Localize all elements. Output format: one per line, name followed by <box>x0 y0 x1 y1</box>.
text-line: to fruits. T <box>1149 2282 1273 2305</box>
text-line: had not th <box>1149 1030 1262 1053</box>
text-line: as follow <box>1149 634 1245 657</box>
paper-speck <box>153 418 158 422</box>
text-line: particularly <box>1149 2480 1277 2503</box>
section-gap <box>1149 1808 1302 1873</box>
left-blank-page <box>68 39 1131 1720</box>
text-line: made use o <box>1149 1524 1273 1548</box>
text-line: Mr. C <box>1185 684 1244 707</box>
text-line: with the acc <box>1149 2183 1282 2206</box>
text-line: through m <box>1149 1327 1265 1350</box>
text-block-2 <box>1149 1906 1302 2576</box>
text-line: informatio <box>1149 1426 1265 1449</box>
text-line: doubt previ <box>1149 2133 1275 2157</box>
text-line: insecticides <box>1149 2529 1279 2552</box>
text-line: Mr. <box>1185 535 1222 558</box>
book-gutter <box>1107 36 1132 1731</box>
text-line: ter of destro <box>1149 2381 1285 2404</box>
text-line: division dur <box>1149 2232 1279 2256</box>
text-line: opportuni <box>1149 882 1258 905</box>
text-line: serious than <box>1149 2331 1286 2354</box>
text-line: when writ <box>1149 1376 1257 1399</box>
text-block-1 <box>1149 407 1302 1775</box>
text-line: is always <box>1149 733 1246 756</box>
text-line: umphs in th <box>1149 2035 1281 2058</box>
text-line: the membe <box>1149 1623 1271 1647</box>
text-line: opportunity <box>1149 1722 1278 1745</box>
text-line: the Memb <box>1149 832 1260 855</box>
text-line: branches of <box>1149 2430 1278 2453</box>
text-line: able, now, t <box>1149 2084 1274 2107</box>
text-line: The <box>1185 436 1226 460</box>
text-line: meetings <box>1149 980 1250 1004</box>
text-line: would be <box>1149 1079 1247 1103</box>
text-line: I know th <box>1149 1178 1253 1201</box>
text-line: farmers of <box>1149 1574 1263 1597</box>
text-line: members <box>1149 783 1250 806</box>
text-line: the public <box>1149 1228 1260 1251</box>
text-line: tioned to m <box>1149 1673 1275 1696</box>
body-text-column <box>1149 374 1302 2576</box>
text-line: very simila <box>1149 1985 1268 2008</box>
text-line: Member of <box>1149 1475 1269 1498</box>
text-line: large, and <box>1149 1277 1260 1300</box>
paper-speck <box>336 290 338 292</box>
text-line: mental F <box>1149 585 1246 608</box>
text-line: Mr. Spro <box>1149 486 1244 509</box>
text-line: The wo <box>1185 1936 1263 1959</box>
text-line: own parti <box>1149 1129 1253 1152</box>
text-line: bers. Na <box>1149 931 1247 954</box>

- WHAT YOU NEED TO DO: Write out everything from the first line down to the line containing "text-line: as follow", both included, as a numbered list, skipping any blank lines.

- WRITTEN SOLUTION:
1. Localize all elements. Output format: one per line, name followed by <box>x0 y0 x1 y1</box>.
2. text-line: to fruits. T <box>1149 2282 1273 2305</box>
3. text-line: had not th <box>1149 1030 1262 1053</box>
4. text-line: as follow <box>1149 634 1245 657</box>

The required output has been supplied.